Items from a dataset:
--- --- ---
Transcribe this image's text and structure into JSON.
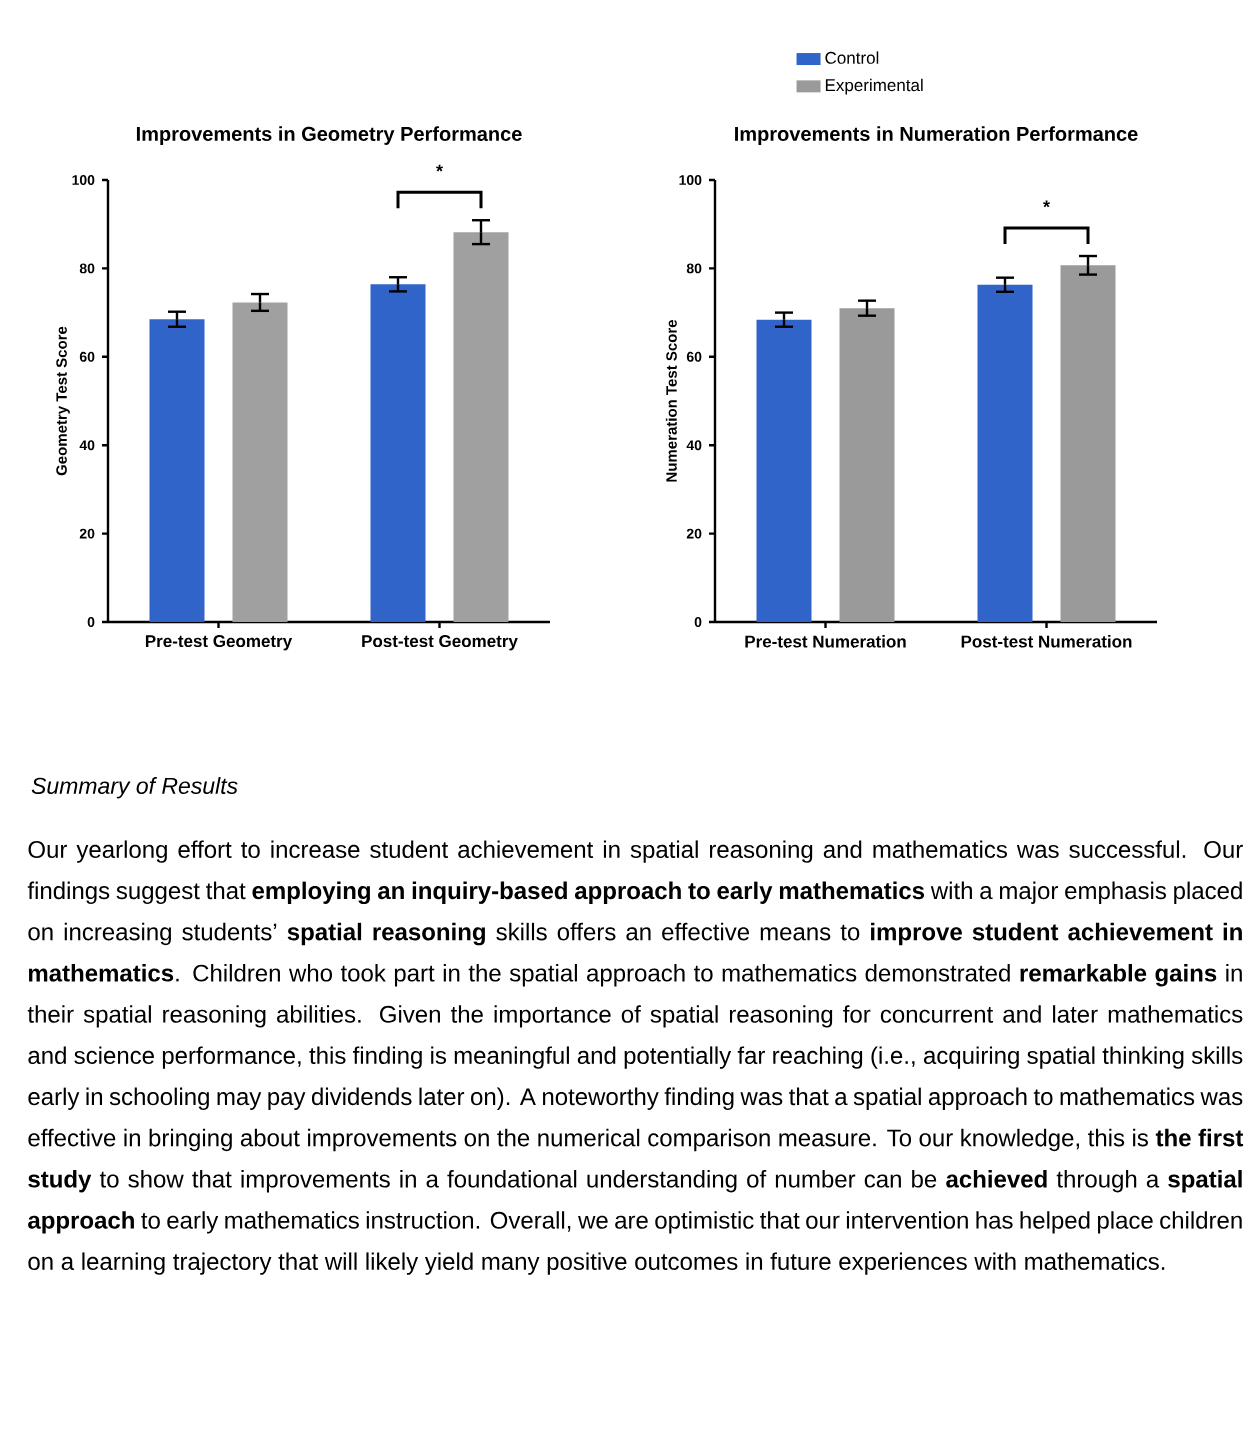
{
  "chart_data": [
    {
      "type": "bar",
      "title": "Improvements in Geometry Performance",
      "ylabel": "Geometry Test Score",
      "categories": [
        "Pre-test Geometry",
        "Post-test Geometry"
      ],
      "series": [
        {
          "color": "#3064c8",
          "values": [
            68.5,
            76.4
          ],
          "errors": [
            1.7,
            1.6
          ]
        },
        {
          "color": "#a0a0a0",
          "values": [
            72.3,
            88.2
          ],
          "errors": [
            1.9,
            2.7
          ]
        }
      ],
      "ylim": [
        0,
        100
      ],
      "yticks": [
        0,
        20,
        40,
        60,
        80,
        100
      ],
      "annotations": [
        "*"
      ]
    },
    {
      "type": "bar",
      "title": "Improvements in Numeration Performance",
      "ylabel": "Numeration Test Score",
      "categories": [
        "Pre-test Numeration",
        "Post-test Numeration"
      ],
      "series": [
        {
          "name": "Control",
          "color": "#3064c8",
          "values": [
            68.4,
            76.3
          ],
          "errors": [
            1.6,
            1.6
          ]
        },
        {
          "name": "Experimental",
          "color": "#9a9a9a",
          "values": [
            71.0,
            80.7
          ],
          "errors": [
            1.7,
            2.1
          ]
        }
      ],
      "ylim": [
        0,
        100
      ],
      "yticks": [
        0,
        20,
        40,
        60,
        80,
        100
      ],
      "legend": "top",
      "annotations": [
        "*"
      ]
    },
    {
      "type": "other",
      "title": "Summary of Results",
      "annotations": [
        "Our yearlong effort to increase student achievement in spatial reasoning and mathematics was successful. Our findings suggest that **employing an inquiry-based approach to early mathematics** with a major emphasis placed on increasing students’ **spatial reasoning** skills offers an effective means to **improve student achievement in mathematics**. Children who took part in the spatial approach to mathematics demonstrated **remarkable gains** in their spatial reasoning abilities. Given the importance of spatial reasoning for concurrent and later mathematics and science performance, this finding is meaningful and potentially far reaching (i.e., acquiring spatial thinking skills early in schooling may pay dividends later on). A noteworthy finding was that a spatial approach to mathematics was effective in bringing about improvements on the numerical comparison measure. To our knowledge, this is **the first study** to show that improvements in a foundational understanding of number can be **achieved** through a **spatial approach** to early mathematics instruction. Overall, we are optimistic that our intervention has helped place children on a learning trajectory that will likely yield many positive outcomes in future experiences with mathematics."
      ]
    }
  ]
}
--- --- ---
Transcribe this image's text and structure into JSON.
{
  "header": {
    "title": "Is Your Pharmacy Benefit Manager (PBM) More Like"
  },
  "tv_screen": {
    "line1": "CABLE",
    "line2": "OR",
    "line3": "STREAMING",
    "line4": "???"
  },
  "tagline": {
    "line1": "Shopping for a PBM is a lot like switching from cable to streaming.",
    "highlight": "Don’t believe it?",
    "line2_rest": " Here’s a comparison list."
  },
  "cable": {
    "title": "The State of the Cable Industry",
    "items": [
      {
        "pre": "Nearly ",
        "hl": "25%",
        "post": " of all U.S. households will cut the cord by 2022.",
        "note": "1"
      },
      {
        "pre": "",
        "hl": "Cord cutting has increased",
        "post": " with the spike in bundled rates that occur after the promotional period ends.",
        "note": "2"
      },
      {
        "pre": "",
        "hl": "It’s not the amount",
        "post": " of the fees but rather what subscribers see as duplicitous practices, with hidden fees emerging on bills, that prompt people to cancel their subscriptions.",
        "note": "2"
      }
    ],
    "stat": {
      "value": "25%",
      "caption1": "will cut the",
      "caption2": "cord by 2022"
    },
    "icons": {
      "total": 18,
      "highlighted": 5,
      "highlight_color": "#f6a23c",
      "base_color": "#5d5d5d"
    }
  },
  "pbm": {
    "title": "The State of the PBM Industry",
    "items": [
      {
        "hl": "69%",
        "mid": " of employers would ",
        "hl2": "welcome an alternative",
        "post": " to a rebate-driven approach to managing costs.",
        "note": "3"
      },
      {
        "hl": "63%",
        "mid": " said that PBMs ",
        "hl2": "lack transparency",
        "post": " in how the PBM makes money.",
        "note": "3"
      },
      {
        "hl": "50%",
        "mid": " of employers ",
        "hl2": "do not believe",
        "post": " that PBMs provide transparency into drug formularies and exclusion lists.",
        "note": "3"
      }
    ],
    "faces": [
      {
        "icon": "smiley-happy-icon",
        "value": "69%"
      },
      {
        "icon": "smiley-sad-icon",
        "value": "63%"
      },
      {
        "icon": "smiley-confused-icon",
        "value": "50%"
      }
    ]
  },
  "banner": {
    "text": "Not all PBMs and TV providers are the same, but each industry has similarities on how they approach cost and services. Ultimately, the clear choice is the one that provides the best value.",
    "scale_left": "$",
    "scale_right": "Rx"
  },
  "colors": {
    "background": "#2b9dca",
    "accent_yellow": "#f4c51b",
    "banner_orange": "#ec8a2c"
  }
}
--- --- ---
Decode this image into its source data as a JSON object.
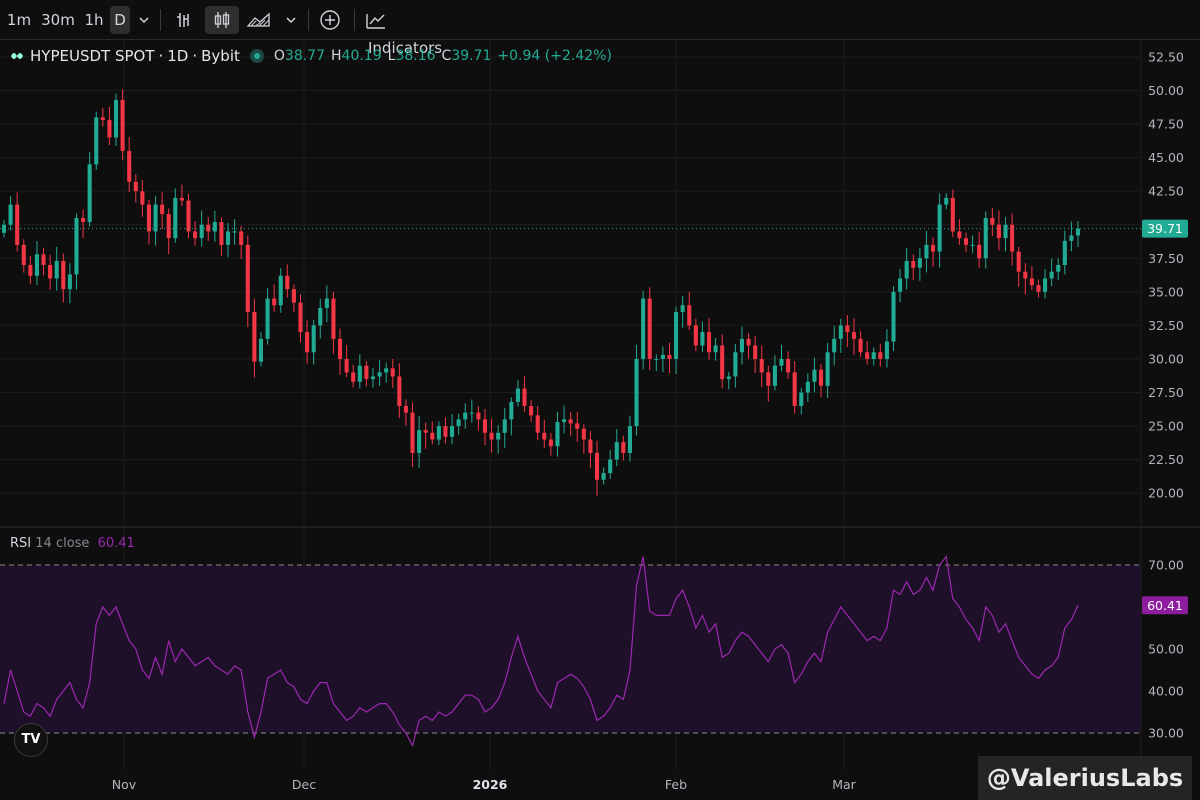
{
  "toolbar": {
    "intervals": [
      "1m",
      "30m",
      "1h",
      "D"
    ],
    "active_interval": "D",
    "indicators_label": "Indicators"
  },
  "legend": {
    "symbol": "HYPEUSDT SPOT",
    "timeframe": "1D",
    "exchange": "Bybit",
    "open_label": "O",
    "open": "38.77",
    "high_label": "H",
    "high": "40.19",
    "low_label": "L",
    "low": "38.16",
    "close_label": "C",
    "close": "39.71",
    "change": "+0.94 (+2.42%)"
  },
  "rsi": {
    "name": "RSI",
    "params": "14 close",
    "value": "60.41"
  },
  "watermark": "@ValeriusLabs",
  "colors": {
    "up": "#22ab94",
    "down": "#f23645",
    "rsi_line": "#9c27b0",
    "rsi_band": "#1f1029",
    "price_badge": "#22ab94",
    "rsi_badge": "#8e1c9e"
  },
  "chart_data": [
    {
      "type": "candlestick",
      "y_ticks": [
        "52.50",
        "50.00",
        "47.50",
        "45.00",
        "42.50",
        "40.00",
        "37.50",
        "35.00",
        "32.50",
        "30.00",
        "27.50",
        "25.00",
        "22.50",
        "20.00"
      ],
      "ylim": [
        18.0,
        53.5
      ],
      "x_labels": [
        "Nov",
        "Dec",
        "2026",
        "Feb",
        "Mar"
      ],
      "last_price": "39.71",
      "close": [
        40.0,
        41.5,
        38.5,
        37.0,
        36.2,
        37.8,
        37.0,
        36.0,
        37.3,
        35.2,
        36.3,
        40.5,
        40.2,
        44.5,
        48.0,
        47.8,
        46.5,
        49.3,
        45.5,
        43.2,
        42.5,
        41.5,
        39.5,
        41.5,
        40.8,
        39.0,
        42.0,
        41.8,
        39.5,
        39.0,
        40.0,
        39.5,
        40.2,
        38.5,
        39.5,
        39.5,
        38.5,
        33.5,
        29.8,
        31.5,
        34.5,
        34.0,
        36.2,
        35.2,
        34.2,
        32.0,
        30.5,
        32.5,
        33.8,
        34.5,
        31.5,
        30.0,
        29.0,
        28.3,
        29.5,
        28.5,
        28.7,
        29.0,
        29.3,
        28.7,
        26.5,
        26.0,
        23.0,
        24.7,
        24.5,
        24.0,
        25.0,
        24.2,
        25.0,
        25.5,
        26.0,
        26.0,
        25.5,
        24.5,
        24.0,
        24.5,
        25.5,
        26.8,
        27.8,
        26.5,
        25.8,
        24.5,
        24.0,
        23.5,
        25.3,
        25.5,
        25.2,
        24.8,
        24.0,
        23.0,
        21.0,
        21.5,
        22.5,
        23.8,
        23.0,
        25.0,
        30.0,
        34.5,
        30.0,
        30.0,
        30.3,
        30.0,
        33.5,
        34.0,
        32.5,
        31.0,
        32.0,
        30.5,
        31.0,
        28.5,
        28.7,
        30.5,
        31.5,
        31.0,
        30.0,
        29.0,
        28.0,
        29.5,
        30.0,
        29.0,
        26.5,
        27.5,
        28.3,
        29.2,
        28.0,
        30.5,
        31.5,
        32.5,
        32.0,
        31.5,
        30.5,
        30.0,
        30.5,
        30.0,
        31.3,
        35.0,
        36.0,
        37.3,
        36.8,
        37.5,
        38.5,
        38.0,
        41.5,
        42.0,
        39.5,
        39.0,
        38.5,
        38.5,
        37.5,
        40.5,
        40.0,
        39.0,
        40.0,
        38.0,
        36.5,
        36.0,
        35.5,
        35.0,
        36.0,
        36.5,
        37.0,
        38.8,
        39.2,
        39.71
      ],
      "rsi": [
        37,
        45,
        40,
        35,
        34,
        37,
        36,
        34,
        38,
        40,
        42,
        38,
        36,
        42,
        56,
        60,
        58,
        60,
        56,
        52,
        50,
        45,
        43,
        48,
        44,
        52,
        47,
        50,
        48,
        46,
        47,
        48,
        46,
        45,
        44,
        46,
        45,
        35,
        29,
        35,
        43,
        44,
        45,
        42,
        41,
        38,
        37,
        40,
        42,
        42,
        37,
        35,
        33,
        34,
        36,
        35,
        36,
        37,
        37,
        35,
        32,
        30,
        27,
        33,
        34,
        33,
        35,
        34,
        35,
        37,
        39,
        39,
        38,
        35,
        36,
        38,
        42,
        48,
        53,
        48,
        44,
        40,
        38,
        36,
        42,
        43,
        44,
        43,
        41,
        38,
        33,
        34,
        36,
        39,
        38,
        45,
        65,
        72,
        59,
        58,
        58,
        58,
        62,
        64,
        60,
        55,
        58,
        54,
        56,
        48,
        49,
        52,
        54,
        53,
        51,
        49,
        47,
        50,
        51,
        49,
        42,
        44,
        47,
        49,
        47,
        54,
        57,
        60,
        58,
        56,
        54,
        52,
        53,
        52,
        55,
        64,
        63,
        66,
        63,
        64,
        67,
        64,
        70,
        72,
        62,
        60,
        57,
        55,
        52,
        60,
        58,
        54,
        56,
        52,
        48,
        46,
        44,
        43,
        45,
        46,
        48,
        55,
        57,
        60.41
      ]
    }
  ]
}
--- --- ---
▸ Problem statement: Copy every line of the listing that contains the word "smiley".

▸ Expected answer:
        "icon": "smiley-happy-icon",
        "icon": "smiley-sad-icon",
        "icon": "smiley-confused-icon",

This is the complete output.